> **Goal**
Identify the lines that contain the word "fourth", then copy them.

> **Entries**
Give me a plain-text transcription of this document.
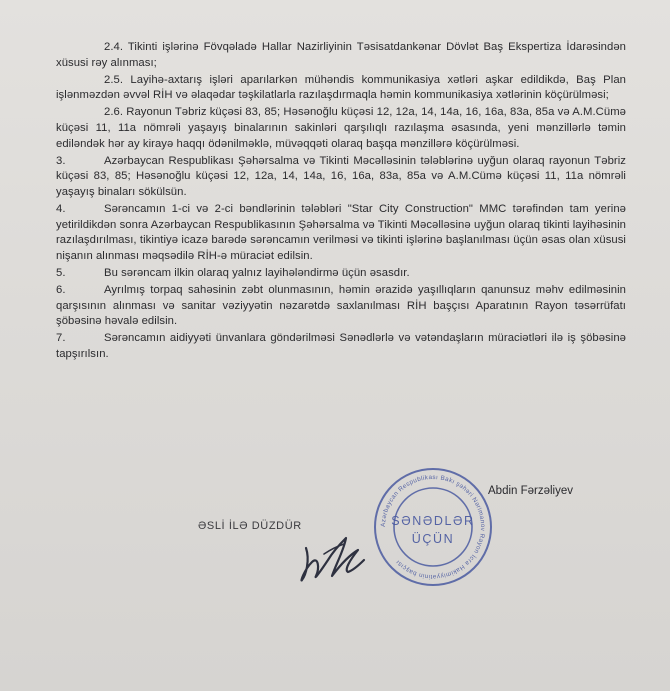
2.4. Tikinti işlərinə Fövqəladə Hallar Nazirliyinin Təsisatdankənar Dövlət Baş Ekspertiza İdarəsindən xüsusi rəy alınması;

2.5. Layihə-axtarış işləri aparılarkən mühəndis kommunikasiya xətləri aşkar edildikdə, Baş Plan işlənməzdən əvvəl RİH və əlaqədar təşkilatlarla razılaşdırmaqla həmin kommunikasiya xətlərinin köçürülməsi;

2.6. Rayonun Təbriz küçəsi 83, 85; Həsənoğlu küçəsi 12, 12a, 14, 14a, 16, 16a, 83a, 85a və A.M.Cümə küçəsi 11, 11a nömrəli yaşayış binalarının sakinləri qarşılıqlı razılaşma əsasında, yeni mənzillərlə təmin ediləndək hər ay kirayə haqqı ödənilməklə, müvəqqəti olaraq başqa mənzillərə köçürülməsi.

3.	Azərbaycan Respublikası Şəhərsalma və Tikinti Məcəlləsinin tələblərinə uyğun olaraq rayonun Təbriz küçəsi 83, 85; Həsənoğlu küçəsi 12, 12a, 14, 14a, 16, 16a, 83a, 85a və A.M.Cümə küçəsi 11, 11a nömrəli yaşayış binaları sökülsün.

4.	Sərəncamın 1-ci və 2-ci bəndlərinin tələbləri "Star City Construction" MMC tərəfindən tam yerinə yetirildikdən sonra Azərbaycan Respublikasının Şəhərsalma və Tikinti Məcəlləsinə uyğun olaraq tikinti layihəsinin razılaşdırılması, tikintiyə icazə barədə sərəncamın verilməsi və tikinti işlərinə başlanılması üçün əsas olan xüsusi nişanın alınması məqsədilə RİH-ə müraciət edilsin.

5.	Bu sərəncam ilkin olaraq yalnız layihələndirmə üçün əsasdır.

6.	Ayrılmış torpaq sahəsinin zəbt olunmasının, həmin ərazidə yaşıllıqların qanunsuz məhv edilməsinin qarşısının alınması və sanitar vəziyyətin nəzarətdə saxlanılması RİH başçısı Aparatının Rayon təsərrüfatı şöbəsinə həvalə edilsin.

7.	Sərəncamın aidiyyəti ünvanlara göndərilməsi Sənədlərlə və vətəndaşların müraciətləri ilə iş şöbəsinə tapşırılsın.

ƏSLİ İLƏ DÜZDÜR	Azərbaycan Respublikası Bakı şəhəri Nərimanov Rayon İcra Hakimiyyətinin başçısı
SƏNƏDLƏR
ÜÇÜN
Abdin Fərzəliyev
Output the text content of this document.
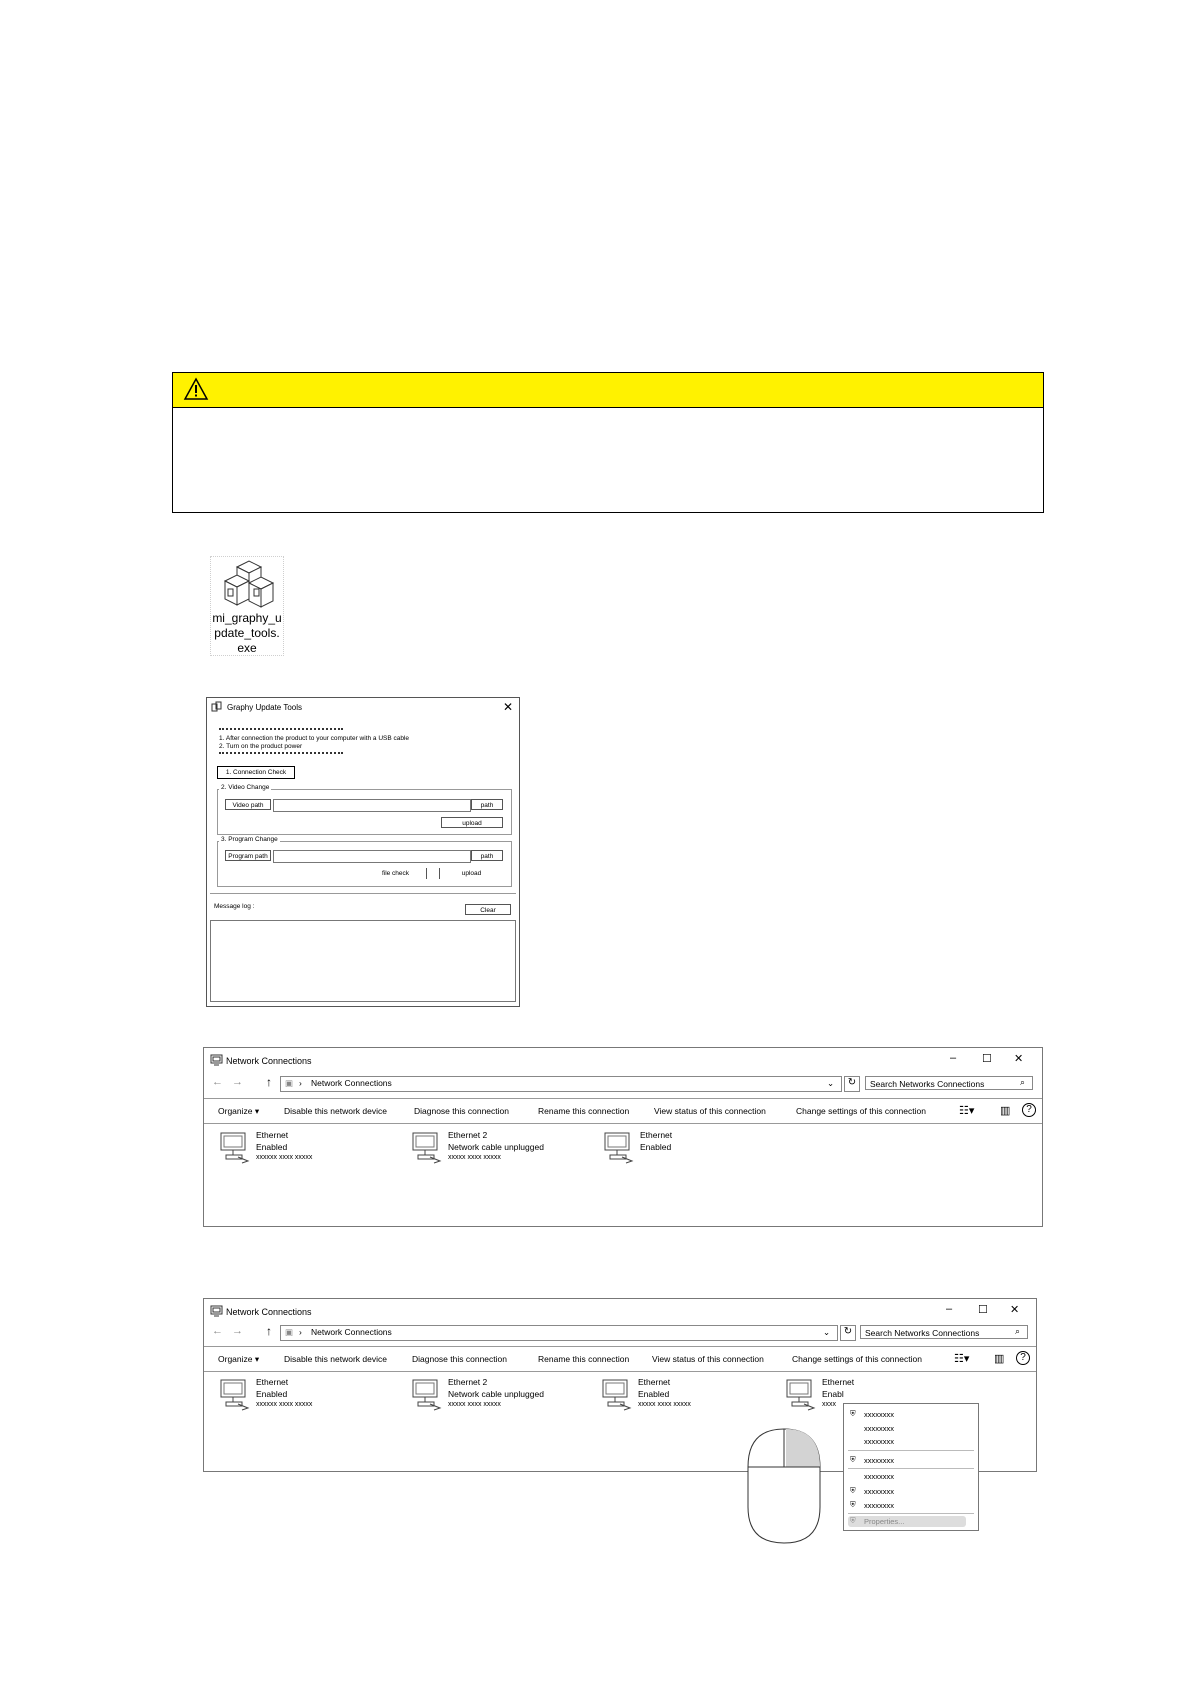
mi_graphy_update_tools.exe
Graphy Update Tools	✕
1. After connection the product to your computer with a USB cable
2. Turn on the product power
1. Connection Check
2. Video Change
Video path	path
upload
3. Program Change
Program path	path
file check	upload
Message log :
Clear
Network Connections	– ☐ ✕
← → ↑ ▣ › Network Connections	⌄	↻	Search Networks Connections	⌕
Organize ▾	Disable this network device	Diagnose this connection	Rename this connection	View status of this connection	Change settings of this connection	☷▾ ▥	?
Ethernet
Enabled
xxxxxx xxxx xxxxx
Ethernet 2
Network cable unplugged
xxxxx xxxx xxxxx
Ethernet
Enabled
Network Connections	– ☐ ✕
← → ↑ ▣ › Network Connections	⌄	↻	Search Networks Connections	⌕
Organize ▾	Disable this network device	Diagnose this connection	Rename this connection	View status of this connection	Change settings of this connection	☷▾ ▥	?
Ethernet
Enabled
xxxxxx xxxx xxxxx
Ethernet 2
Network cable unplugged
xxxxx xxxx xxxxx
Ethernet
Enabled
xxxxx xxxx xxxxx
Ethernet
Enabl
xxxx
⛨ xxxxxxxx
xxxxxxxx
xxxxxxxx
⛨ xxxxxxxx
xxxxxxxx
⛨ xxxxxxxx
⛨ xxxxxxxx
Properties...
⛨
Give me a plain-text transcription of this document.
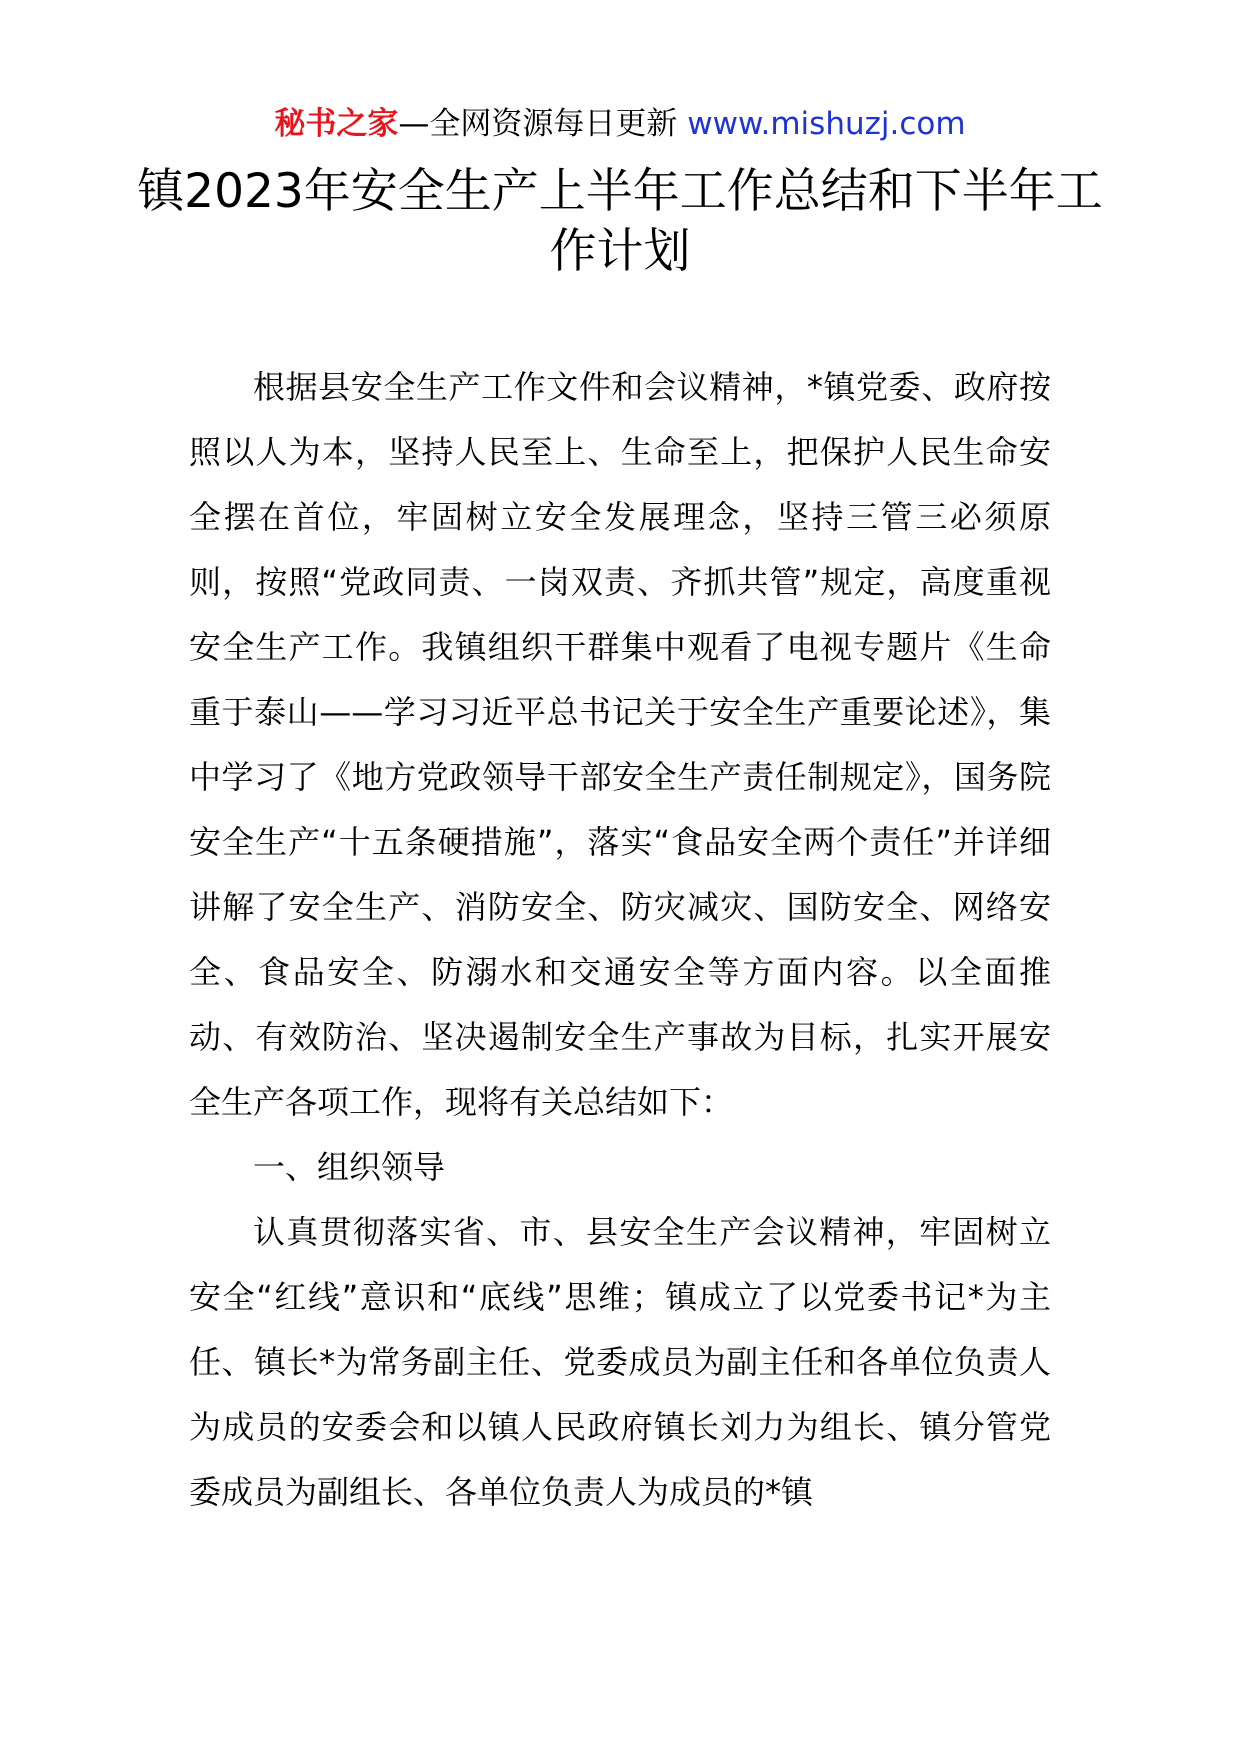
秘书之家—全网资源每日更新 www.mishuzj.com
镇2023年安全生产上半年工作总结和下半年工作计划

根据县安全生产工作文件和会议精神，*镇党委、政府按照以人为本，坚持人民至上、生命至上，把保护人民生命安全摆在首位，牢固树立安全发展理念，坚持三管三必须原则，按照“党政同责、一岗双责、齐抓共管”规定，高度重视安全生产工作。我镇组织干群集中观看了电视专题片《生命重于泰山——学习习近平总书记关于安全生产重要论述》，集中学习了《地方党政领导干部安全生产责任制规定》，国务院安全生产“十五条硬措施”，落实“食品安全两个责任”并详细讲解了安全生产、消防安全、防灾减灾、国防安全、网络安全、食品安全、防溺水和交通安全等方面内容。以全面推动、有效防治、坚决遏制安全生产事故为目标，扎实开展安全生产各项工作，现将有关总结如下：

一、组织领导

认真贯彻落实省、市、县安全生产会议精神，牢固树立安全“红线”意识和“底线”思维；镇成立了以党委书记*为主任、镇长*为常务副主任、党委成员为副主任和各单位负责人为成员的安委会和以镇人民政府镇长刘力为组长、镇分管党委成员为副组长、各单位负责人为成员的*镇
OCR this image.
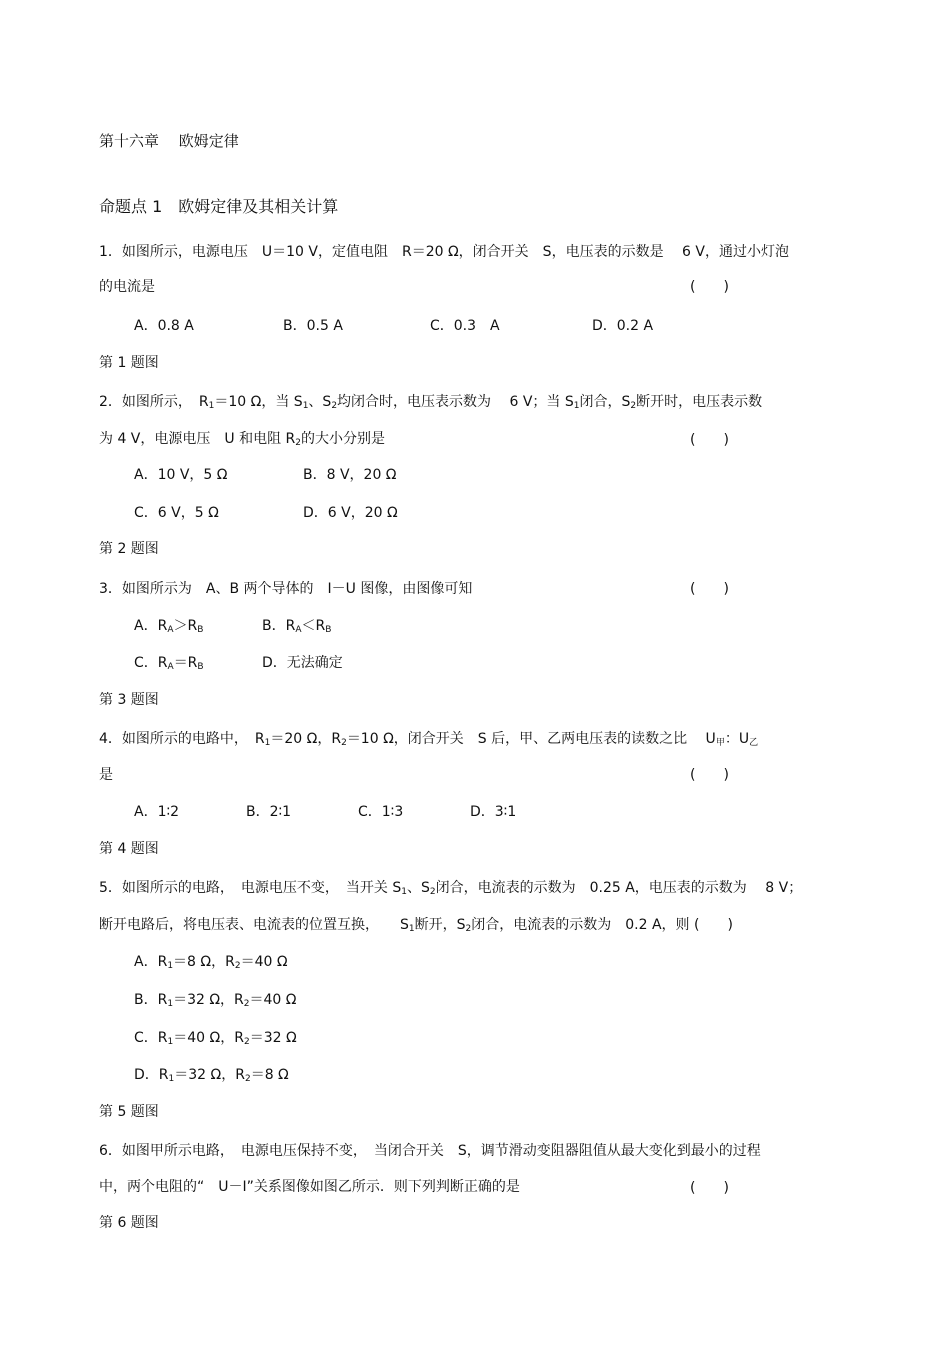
第十六章　 欧姆定律
命题点 1　欧姆定律及其相关计算
1．如图所示，电源电压　U＝10 V，定值电阻　R＝20 Ω，闭合开关　S，电压表的示数是　 6 V，通过小灯泡
的电流是	(　　)
A．0.8 A	B．0.5 A	C．0.3　A	D．0.2 A
第 1 题图
2．如图所示，　$R_1=10$ Ω，当 $S_1$、$S_2$均闭合时，电压表示数为　 6 V；当 $S_1$闭合，$S_2$断开时，电压表示数
为 4 V，电源电压　U 和电阻 $R_2$的大小分别是	(　　)
A．10 V，5 Ω	B．8 V，20 Ω
C．6 V，5 Ω	D．6 V，20 Ω
第 2 题图
3．如图所示为　A、B 两个导体的　I－U 图像，由图像可知	(　　)
A．$R_A>R_B$	B．$R_A<R_B$
C．$R_A=R_B$	D．无法确定
第 3 题图
4．如图所示的电路中，　$R_1=20$ Ω，$R_2=10$ Ω，闭合开关　S 后，甲、乙两电压表的读数之比　 $U_甲$：$U_乙$
是	(　　)
A．1∶2	B．2∶1	C．1∶3	D．3∶1
第 4 题图
5．如图所示的电路，　电源电压不变，　当开关 $S_1$、$S_2$闭合，电流表的示数为　0.25 A，电压表的示数为　 8 V；
断开电路后，将电压表、电流表的位置互换，　　$S_1$断开，$S_2$闭合，电流表的示数为　0.2 A，则 (　　)
A．$R_1=8$ Ω，$R_2=40$ Ω
B．$R_1=32$ Ω，$R_2=40$ Ω
C．$R_1=40$ Ω，$R_2=32$ Ω
D．$R_1=32$ Ω，$R_2=8$ Ω
第 5 题图
6．如图甲所示电路，　电源电压保持不变，　当闭合开关　S，调节滑动变阻器阻值从最大变化到最小的过程
中，两个电阻的“　U－I”关系图像如图乙所示．则下列判断正确的是	(　　)
第 6 题图
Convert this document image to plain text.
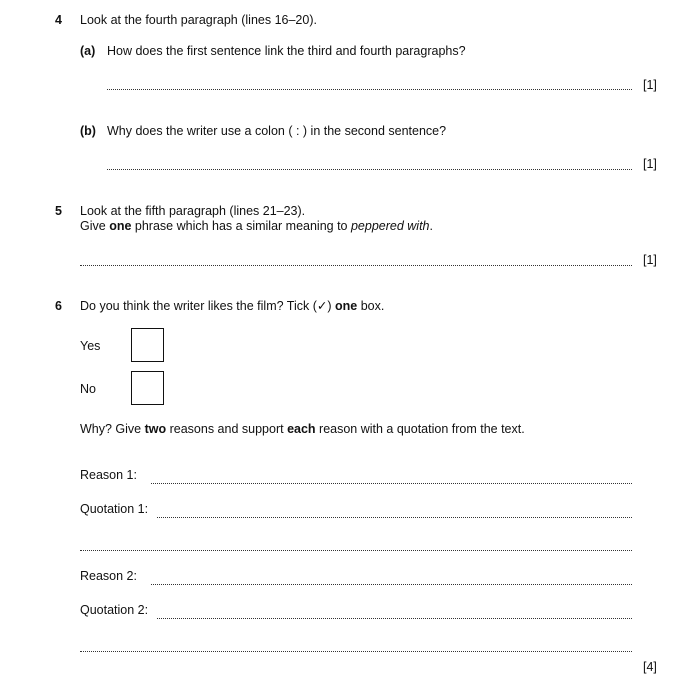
4 Look at the fourth paragraph (lines 16–20).
(a) How does the first sentence link the third and fourth paragraphs?
[1]
(b) Why does the writer use a colon ( : ) in the second sentence?
[1]
5 Look at the fifth paragraph (lines 21–23).
Give one phrase which has a similar meaning to peppered with.
[1]
6 Do you think the writer likes the film? Tick (✓) one box.
Yes
No
Why? Give two reasons and support each reason with a quotation from the text.
Reason 1:
Quotation 1:
Reason 2:
Quotation 2:
[4]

> **In response**
4 Look at the fourth paragraph (lines 16–20).
(a) How does the first sentence link the third and fourth paragraphs?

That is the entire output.